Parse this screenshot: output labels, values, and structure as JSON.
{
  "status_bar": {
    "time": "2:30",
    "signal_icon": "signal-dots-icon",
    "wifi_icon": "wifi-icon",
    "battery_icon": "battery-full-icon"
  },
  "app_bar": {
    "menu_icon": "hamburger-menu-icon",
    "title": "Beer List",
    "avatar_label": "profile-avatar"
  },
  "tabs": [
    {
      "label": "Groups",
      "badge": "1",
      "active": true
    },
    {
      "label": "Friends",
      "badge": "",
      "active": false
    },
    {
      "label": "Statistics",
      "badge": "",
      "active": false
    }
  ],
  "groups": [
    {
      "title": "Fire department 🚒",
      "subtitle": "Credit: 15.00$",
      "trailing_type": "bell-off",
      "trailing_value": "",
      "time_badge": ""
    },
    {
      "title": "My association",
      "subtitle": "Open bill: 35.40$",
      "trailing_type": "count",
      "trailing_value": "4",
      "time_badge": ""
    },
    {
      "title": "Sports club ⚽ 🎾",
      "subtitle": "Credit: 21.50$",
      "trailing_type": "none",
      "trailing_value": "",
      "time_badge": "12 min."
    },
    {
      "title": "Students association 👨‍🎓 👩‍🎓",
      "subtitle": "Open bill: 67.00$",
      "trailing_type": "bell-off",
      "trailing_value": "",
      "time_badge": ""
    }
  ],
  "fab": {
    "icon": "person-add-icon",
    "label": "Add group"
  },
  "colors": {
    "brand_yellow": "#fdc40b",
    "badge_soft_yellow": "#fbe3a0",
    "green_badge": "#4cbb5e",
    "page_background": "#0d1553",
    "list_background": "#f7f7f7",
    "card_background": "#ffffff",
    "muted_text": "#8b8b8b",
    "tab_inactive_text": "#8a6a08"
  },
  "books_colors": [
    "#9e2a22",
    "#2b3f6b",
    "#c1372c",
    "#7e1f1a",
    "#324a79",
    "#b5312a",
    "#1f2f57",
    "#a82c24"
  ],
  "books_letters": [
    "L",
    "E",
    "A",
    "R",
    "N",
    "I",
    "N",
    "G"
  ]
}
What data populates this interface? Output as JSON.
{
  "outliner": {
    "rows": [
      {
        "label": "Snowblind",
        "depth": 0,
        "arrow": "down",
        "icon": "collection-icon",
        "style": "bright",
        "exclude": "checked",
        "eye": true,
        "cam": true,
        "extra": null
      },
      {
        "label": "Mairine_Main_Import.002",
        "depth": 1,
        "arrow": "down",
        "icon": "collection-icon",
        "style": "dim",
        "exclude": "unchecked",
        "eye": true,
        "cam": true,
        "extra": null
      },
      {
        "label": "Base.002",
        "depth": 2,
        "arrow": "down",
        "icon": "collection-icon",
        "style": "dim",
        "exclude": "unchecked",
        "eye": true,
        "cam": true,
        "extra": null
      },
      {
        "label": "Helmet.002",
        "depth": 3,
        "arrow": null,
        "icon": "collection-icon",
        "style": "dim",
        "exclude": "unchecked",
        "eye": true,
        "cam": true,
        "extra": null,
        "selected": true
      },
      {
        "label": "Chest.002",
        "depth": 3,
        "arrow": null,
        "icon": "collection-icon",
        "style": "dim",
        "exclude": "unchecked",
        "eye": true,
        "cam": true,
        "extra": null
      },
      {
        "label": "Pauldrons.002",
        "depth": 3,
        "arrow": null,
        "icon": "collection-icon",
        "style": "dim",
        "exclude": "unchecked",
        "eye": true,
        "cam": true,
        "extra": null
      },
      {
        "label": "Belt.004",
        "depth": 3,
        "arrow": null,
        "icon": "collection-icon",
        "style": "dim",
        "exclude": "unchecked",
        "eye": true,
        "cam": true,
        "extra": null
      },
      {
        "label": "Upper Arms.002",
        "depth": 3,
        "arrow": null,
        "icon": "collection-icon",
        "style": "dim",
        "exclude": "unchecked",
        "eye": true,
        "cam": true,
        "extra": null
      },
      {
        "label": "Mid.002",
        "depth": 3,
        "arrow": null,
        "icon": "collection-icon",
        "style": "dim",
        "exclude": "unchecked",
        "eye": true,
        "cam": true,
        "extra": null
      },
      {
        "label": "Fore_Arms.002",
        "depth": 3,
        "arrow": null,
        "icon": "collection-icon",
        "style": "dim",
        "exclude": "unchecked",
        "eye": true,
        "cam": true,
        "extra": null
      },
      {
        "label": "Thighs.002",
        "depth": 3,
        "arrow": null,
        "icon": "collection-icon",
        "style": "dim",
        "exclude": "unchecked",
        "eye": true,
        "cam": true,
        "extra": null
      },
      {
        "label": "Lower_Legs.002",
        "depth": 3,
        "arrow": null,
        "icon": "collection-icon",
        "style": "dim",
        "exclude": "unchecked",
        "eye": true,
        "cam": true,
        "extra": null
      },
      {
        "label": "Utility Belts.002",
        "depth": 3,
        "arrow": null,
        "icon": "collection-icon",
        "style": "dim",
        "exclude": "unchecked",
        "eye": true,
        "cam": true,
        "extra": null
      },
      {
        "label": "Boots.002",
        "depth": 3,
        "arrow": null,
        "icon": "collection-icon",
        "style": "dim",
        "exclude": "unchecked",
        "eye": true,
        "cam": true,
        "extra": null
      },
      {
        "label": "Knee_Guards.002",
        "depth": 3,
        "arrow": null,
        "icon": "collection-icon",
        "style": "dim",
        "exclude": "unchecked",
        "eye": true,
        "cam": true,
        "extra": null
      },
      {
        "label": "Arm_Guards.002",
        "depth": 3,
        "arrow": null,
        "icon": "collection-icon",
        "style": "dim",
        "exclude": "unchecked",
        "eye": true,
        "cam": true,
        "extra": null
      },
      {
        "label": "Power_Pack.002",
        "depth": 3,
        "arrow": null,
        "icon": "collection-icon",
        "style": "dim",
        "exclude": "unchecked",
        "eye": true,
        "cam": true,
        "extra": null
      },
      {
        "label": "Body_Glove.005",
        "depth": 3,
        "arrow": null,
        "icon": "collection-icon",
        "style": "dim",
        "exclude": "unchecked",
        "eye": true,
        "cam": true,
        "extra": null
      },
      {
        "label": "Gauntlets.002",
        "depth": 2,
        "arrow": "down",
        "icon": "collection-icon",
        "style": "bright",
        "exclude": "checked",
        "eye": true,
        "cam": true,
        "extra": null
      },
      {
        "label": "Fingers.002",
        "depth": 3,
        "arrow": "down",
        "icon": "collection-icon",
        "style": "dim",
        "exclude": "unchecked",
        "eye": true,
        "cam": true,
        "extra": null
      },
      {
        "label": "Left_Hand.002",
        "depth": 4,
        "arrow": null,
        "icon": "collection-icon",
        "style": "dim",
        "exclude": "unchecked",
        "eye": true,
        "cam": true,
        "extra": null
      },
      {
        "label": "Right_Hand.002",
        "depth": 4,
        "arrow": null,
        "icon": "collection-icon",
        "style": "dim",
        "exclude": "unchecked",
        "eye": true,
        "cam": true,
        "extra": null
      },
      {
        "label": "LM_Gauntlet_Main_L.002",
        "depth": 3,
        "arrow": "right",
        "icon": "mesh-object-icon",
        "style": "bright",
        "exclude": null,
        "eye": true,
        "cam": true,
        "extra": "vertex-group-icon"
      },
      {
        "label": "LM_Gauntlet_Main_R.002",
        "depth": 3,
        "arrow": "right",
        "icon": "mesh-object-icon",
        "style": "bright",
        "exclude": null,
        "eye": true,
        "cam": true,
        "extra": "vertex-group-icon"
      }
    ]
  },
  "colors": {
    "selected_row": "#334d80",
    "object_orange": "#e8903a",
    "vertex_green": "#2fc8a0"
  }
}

____________

Requirement
A line counts if it holds the word "JSON". How many lines of the entries count? Give the number only.

Exercise answer
2